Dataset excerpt
-- Begin --

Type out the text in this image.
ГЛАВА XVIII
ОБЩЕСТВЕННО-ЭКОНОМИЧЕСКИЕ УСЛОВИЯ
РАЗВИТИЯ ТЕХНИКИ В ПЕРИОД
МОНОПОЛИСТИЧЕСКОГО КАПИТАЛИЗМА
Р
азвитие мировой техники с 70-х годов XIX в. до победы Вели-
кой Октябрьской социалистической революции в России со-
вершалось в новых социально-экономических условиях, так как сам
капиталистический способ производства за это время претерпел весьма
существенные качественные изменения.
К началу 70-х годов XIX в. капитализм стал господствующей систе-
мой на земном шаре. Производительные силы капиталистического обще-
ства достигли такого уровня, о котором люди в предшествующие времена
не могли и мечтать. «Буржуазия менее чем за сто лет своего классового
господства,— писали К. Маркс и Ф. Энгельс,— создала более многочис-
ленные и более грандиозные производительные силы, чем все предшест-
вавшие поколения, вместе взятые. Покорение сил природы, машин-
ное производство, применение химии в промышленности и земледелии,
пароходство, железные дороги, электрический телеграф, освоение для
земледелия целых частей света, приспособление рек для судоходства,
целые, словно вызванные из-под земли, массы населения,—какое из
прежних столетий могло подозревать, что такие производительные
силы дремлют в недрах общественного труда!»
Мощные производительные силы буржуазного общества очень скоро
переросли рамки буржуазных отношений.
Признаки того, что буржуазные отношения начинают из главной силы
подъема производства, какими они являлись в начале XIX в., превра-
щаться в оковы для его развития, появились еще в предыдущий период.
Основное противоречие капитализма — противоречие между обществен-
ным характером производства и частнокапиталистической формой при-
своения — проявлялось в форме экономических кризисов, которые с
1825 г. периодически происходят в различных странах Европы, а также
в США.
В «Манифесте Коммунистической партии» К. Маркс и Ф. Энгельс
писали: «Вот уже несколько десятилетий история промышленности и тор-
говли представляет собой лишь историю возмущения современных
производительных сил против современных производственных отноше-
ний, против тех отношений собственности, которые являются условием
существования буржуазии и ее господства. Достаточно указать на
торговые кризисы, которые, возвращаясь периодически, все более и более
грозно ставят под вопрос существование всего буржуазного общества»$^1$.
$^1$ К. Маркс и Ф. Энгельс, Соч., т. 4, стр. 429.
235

-- End --

• Exercise prompt
Transcribe every record above exactly as it appears.

• Task response
Type out the text in this image.
ГЛАВА XVIII
ОБЩЕСТВЕННО-ЭКОНОМИЧЕСКИЕ УСЛОВИЯ
РАЗВИТИЯ ТЕХНИКИ В ПЕРИОД
МОНОПОЛИСТИЧЕСКОГО КАПИТАЛИЗМА
Р
азвитие мировой техники с 70-х годов XIX в. до победы Вели-
кой Октябрьской социалистической революции в России со-
вершалось в новых социально-экономических условиях, так как сам
капиталистический способ производства за это время претерпел весьма
существенные качественные изменения.
К началу 70-х годов XIX в. капитализм стал господствующей систе-
мой на земном шаре. Производительные силы капиталистического обще-
ства достигли такого уровня, о котором люди в предшествующие времена
не могли и мечтать. «Буржуазия менее чем за сто лет своего классового
господства,— писали К. Маркс и Ф. Энгельс,— создала более многочис-
ленные и более грандиозные производительные силы, чем все предшест-
вавшие поколения, вместе взятые. Покорение сил природы, машин-
ное производство, применение химии в промышленности и земледелии,
пароходство, железные дороги, электрический телеграф, освоение для
земледелия целых частей света, приспособление рек для судоходства,
целые, словно вызванные из-под земли, массы населения,—какое из
прежних столетий могло подозревать, что такие производительные
силы дремлют в недрах общественного труда!»
Мощные производительные силы буржуазного общества очень скоро
переросли рамки буржуазных отношений.
Признаки того, что буржуазные отношения начинают из главной силы
подъема производства, какими они являлись в начале XIX в., превра-
щаться в оковы для его развития, появились еще в предыдущий период.
Основное противоречие капитализма — противоречие между обществен-
ным характером производства и частнокапиталистической формой при-
своения — проявлялось в форме экономических кризисов, которые с
1825 г. периодически происходят в различных странах Европы, а также
в США.
В «Манифесте Коммунистической партии» К. Маркс и Ф. Энгельс
писали: «Вот уже несколько десятилетий история промышленности и тор-
говли представляет собой лишь историю возмущения современных
производительных сил против современных производственных отноше-
ний, против тех отношений собственности, которые являются условием
существования буржуазии и ее господства. Достаточно указать на
торговые кризисы, которые, возвращаясь периодически, все более и более
грозно ставят под вопрос существование всего буржуазного общества»$^1$.
$^1$ К. Маркс и Ф. Энгельс, Соч., т. 4, стр. 429.
235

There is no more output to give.